### GOAL OF THE EXERCISE
Set out every line of the records below as a numbered list, skipping any blank lines. Leave the pictures out of the list.

··· DATASET ···

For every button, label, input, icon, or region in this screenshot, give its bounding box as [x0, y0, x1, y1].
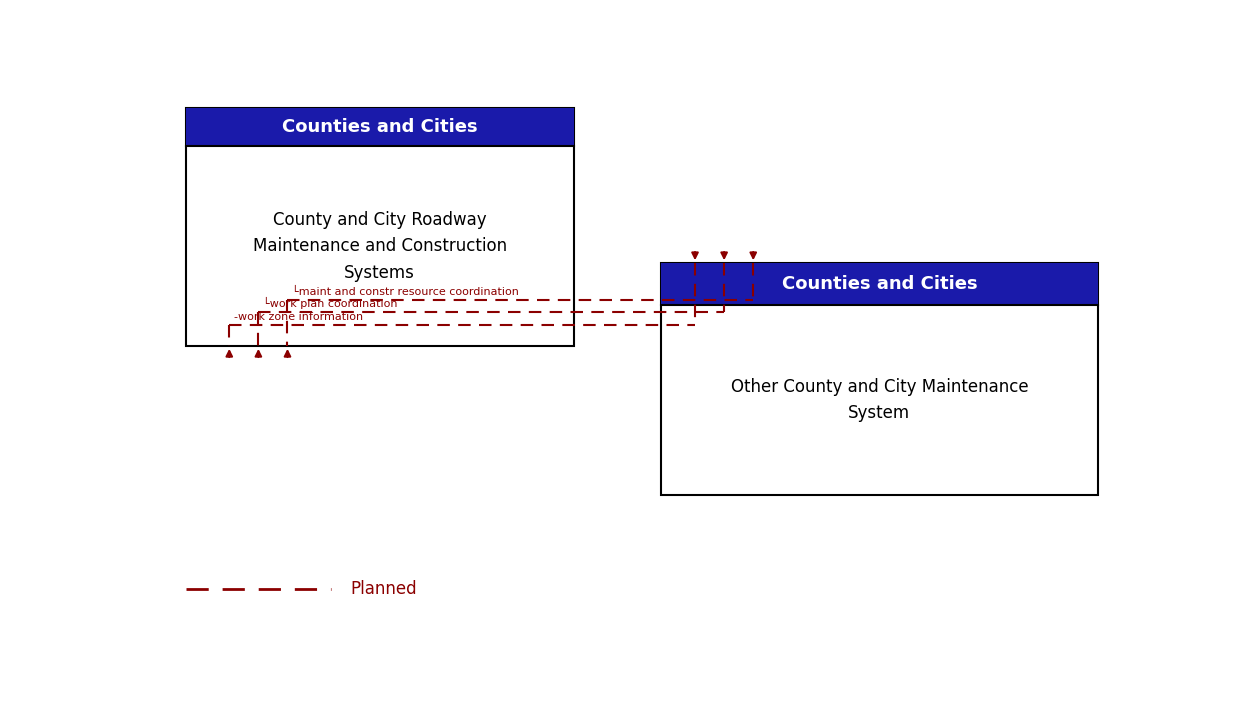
Bar — [661, 263, 1098, 495]
Text: Other County and City Maintenance
System: Other County and City Maintenance System — [731, 378, 1028, 422]
Text: Counties and Cities: Counties and Cities — [282, 118, 477, 136]
Text: County and City Roadway
Maintenance and Construction
Systems: County and City Roadway Maintenance and … — [253, 211, 507, 281]
Text: └work plan coordination: └work plan coordination — [263, 297, 398, 309]
Text: Counties and Cities: Counties and Cities — [781, 275, 977, 293]
Text: -work zone information: -work zone information — [234, 312, 363, 322]
Bar — [185, 108, 573, 146]
Bar — [661, 263, 1098, 305]
Text: └maint and constr resource coordination: └maint and constr resource coordination — [292, 286, 520, 297]
Bar — [185, 108, 573, 346]
Text: Planned: Planned — [351, 580, 417, 598]
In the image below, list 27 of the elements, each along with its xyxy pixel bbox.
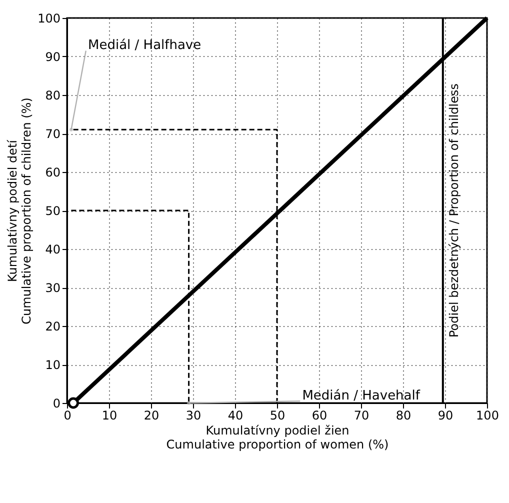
ref-line-label: Podiel bezdetných / Proportion of childless	[446, 83, 461, 338]
x-tick-label: 40	[228, 408, 244, 422]
y-tick-label: 100	[38, 12, 60, 26]
y-tick-label: 40	[45, 242, 60, 256]
x-tick-label: 50	[270, 408, 286, 422]
y-tick-label: 80	[45, 88, 60, 102]
x-tick-label: 80	[396, 408, 412, 422]
x-tick-label: 30	[186, 408, 202, 422]
annotation: Mediál / Halfhave	[88, 38, 202, 53]
annotation: Medián / Havehalf	[302, 388, 420, 404]
y-tick-label: 30	[45, 281, 60, 295]
x-tick-label: 90	[438, 408, 454, 422]
x-axis-title: Kumulatívny podiel žien Cumulative proportion of women (%)	[166, 424, 389, 452]
x-tick-label: 100	[476, 408, 499, 422]
x-tick-label: 70	[354, 408, 370, 422]
y-tick-label: 90	[45, 50, 60, 64]
y-axis-title: Kumulatívny podiel detí Cumulative proportion of children (%)	[6, 98, 34, 324]
y-tick-label: 60	[45, 166, 60, 180]
y-tick-label: 50	[45, 204, 60, 218]
x-tick-label: 0	[64, 408, 72, 422]
y-tick-label: 10	[45, 358, 60, 372]
y-tick-label: 70	[45, 127, 60, 141]
y-tick-label: 20	[45, 320, 60, 334]
x-tick-label: 60	[312, 408, 328, 422]
y-tick-label: 0	[52, 396, 60, 410]
x-tick-label: 10	[102, 408, 118, 422]
x-tick-label: 20	[144, 408, 160, 422]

···

### RESULT FOR THIS EXERCISE
1. For every button, label, input, icon, or region in this screenshot, give its bounding box as [x0, y0, x1, y1].
2. Bar — [661, 263, 1098, 495]
3. Text: Other County and City Maintenance
4. System: Other County and City Maintenance System — [731, 378, 1028, 422]
5. Text: Counties and Cities: Counties and Cities — [282, 118, 477, 136]
6. Text: County and City Roadway
7. Maintenance and Construction
8. Systems: County and City Roadway Maintenance and … — [253, 211, 507, 281]
9. Text: └work plan coordination: └work plan coordination — [263, 297, 398, 309]
10. Text: Counties and Cities: Counties and Cities — [781, 275, 977, 293]
11. Text: -work zone information: -work zone information — [234, 312, 363, 322]
12. Bar — [185, 108, 573, 146]
13. Bar — [661, 263, 1098, 305]
14. Text: └maint and constr resource coordination: └maint and constr resource coordination — [292, 286, 520, 297]
15. Bar — [185, 108, 573, 346]
16. Text: Planned: Planned — [351, 580, 417, 598]
17. In the image below, list 27 of the elements, each along with its xyxy pixel bbox.
18. ref-line-label: Podiel bezdetných / Proportion of childless	[446, 83, 461, 338]
19. x-tick-label: 40	[228, 408, 244, 422]
20. y-tick-label: 100	[38, 12, 60, 26]
21. y-tick-label: 40	[45, 242, 60, 256]
22. x-tick-label: 50	[270, 408, 286, 422]
23. y-tick-label: 80	[45, 88, 60, 102]
24. x-tick-label: 80	[396, 408, 412, 422]
25. x-tick-label: 30	[186, 408, 202, 422]
26. annotation: Mediál / Halfhave	[88, 38, 202, 53]
27. annotation: Medián / Havehalf	[302, 388, 420, 404]
28. y-tick-label: 30	[45, 281, 60, 295]
29. x-tick-label: 90	[438, 408, 454, 422]
30. x-axis-title: Kumulatívny podiel žien Cumulative proportion of women (%)	[166, 424, 389, 452]
31. x-tick-label: 100	[476, 408, 499, 422]
32. x-tick-label: 70	[354, 408, 370, 422]
33. y-tick-label: 90	[45, 50, 60, 64]
34. y-axis-title: Kumulatívny podiel detí Cumulative proportion of children (%)	[6, 98, 34, 324]
35. y-tick-label: 60	[45, 166, 60, 180]
36. y-tick-label: 50	[45, 204, 60, 218]
37. x-tick-label: 0	[64, 408, 72, 422]
38. y-tick-label: 10	[45, 358, 60, 372]
39. y-tick-label: 70	[45, 127, 60, 141]
40. y-tick-label: 20	[45, 320, 60, 334]
41. x-tick-label: 60	[312, 408, 328, 422]
42. y-tick-label: 0	[52, 396, 60, 410]
43. x-tick-label: 10	[102, 408, 118, 422]
44. x-tick-label: 20	[144, 408, 160, 422]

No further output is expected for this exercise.